-- Start LISTED ENTRIES --
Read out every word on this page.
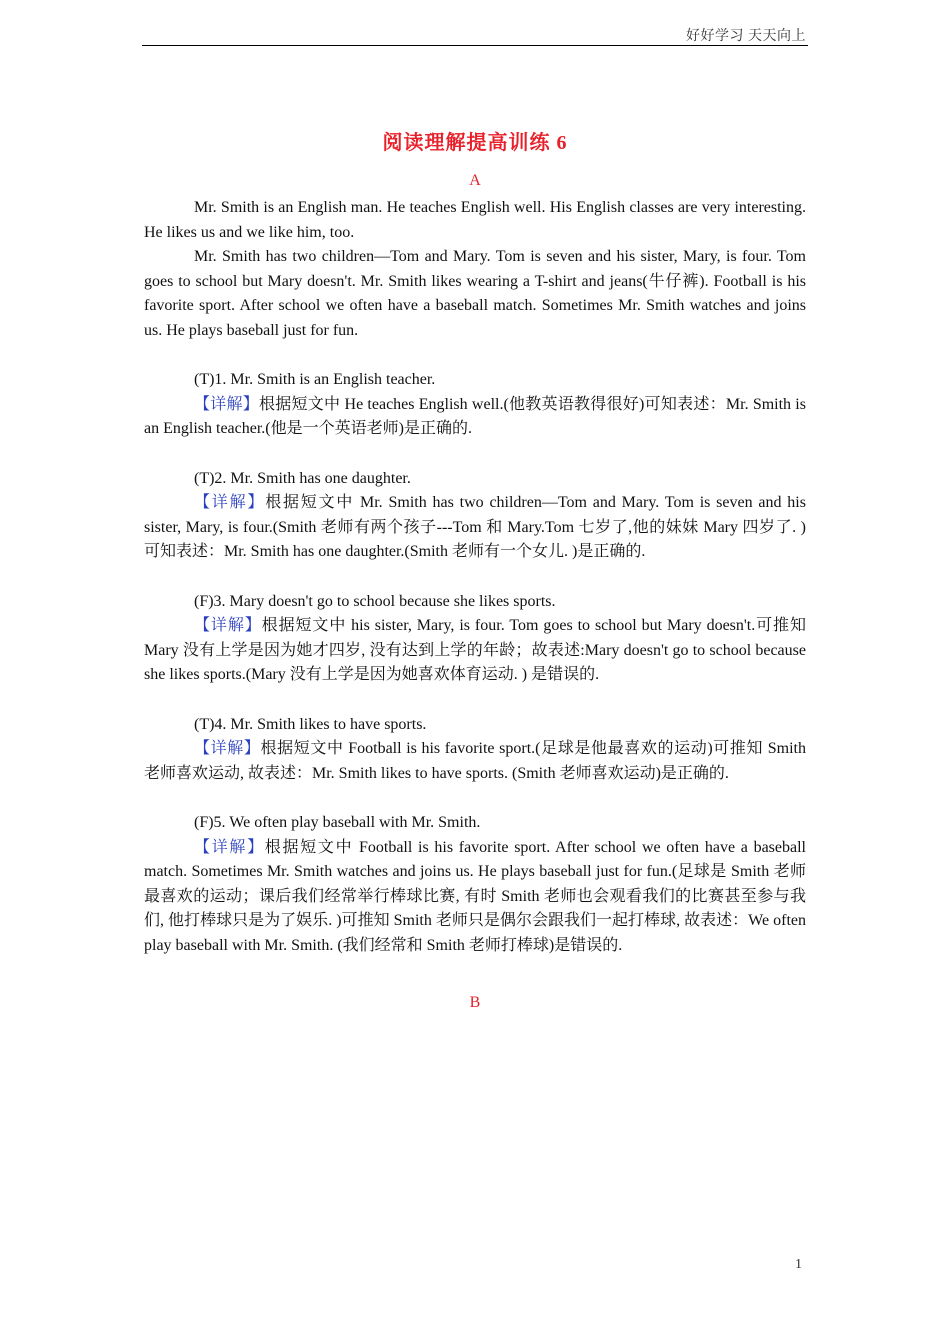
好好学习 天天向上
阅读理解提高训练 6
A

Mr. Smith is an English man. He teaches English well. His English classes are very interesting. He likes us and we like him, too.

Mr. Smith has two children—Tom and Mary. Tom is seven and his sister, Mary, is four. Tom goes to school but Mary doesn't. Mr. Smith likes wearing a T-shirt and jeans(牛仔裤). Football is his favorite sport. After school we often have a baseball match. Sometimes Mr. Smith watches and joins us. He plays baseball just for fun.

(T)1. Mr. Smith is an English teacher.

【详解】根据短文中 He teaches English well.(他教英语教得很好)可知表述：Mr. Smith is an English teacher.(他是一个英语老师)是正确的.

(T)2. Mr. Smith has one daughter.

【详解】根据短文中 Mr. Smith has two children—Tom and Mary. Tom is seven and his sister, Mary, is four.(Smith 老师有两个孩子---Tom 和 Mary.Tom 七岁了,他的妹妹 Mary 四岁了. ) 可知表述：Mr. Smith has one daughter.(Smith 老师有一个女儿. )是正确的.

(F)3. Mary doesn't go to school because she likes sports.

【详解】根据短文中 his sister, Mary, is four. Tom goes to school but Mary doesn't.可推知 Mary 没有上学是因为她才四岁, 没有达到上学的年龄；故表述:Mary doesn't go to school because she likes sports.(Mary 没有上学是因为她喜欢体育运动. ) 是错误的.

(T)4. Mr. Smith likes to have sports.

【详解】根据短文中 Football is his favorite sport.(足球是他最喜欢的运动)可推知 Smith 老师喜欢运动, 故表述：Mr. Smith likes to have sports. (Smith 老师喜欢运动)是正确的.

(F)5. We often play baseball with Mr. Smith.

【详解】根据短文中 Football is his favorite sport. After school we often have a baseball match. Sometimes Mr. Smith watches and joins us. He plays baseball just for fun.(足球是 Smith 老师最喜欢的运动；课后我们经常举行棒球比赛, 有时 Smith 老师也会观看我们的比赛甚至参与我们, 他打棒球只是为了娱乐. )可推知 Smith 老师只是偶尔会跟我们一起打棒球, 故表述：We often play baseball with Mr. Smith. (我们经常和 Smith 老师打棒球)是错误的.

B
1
-- End LISTED ENTRIES --
-- Start LISTED ENTRIES --
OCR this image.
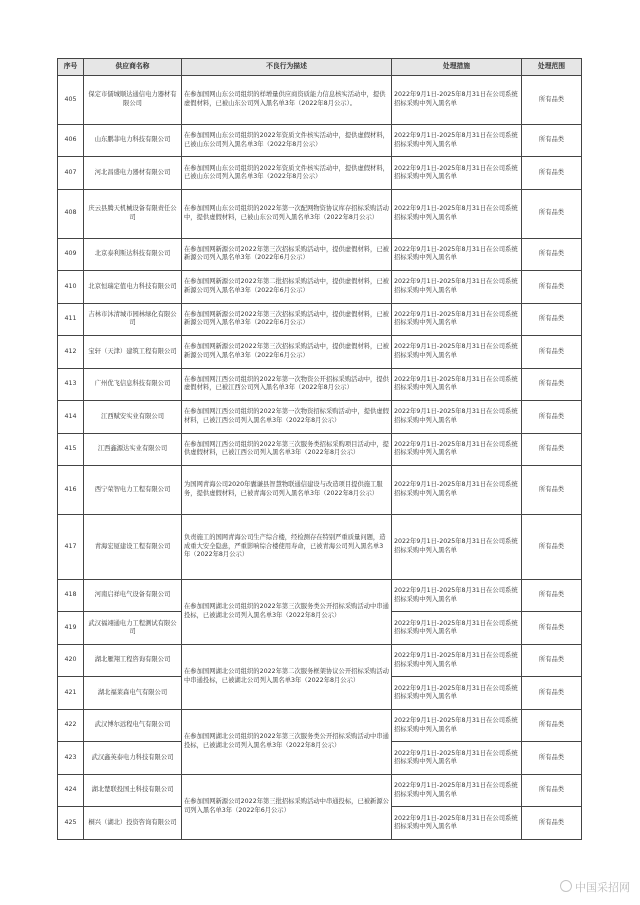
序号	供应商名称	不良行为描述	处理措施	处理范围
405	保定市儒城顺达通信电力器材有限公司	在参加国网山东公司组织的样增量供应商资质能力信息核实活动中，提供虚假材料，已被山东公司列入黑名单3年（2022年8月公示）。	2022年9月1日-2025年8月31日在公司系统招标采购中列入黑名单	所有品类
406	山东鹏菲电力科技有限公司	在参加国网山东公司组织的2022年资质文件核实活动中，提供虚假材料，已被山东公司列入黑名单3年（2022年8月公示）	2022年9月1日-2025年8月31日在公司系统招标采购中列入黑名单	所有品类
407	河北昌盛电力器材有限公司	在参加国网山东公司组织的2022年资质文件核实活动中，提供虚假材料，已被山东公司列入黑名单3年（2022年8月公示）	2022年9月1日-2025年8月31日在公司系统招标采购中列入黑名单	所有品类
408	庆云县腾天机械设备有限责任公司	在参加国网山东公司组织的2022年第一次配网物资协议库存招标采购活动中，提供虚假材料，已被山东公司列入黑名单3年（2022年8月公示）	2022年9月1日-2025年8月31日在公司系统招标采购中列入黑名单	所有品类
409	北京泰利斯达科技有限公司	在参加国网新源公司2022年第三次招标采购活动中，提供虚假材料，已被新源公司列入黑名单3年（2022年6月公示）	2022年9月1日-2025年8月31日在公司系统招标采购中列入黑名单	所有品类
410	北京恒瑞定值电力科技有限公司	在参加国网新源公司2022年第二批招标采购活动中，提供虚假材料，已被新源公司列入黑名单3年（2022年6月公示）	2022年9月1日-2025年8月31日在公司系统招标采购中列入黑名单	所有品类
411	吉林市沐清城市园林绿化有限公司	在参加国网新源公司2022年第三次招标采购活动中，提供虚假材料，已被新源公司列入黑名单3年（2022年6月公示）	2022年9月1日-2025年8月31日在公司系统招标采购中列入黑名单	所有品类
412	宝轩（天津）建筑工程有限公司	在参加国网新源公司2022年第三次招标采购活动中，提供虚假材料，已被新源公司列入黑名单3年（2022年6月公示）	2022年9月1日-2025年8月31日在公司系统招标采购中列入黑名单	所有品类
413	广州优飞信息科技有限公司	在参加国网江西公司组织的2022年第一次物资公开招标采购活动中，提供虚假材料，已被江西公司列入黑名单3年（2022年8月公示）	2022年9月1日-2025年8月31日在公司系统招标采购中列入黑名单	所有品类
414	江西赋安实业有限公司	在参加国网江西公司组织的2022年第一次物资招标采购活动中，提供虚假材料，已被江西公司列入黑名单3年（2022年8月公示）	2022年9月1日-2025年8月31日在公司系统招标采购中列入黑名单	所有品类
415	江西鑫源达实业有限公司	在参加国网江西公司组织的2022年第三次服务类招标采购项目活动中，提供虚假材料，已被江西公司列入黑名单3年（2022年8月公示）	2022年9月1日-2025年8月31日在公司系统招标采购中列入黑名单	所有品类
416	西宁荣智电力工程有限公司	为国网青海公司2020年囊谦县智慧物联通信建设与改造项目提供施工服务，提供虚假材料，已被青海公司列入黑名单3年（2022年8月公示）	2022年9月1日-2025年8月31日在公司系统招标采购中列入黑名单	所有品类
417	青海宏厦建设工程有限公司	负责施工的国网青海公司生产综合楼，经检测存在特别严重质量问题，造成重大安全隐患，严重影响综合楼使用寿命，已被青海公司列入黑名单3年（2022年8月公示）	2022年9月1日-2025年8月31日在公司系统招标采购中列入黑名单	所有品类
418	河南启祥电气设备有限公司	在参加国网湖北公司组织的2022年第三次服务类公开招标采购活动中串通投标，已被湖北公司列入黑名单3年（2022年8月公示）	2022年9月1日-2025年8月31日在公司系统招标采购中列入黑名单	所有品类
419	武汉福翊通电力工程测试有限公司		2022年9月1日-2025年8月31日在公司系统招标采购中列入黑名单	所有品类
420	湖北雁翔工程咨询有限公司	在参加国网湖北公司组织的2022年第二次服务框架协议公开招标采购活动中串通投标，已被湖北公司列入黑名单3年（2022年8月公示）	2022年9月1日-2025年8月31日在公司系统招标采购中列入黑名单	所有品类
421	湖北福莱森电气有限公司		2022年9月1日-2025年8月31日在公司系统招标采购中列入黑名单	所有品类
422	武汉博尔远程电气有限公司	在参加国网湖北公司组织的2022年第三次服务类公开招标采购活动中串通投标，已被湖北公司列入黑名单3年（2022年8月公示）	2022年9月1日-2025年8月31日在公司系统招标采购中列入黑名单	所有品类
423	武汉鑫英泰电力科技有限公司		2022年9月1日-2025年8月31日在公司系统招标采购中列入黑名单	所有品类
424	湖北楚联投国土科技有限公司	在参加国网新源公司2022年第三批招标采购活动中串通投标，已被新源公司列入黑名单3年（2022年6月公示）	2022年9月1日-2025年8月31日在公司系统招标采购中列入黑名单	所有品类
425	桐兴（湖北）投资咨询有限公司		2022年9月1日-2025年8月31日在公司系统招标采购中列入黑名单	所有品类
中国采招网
-- End LISTED ENTRIES --
EXERCISE DETAILS –
Search the data above for lines holding "daughter" and copy each of them.

SOLUTION TO THE EXERCISE –
(T)2. Mr. Smith has one daughter.
【详解】根据短文中 Mr. Smith has two children—Tom and Mary. Tom is seven and his sister, Mary, is four.(Smith 老师有两个孩子---Tom 和 Mary.Tom 七岁了,他的妹妹 Mary 四岁了. ) 可知表述：Mr. Smith has one daughter.(Smith 老师有一个女儿. )是正确的.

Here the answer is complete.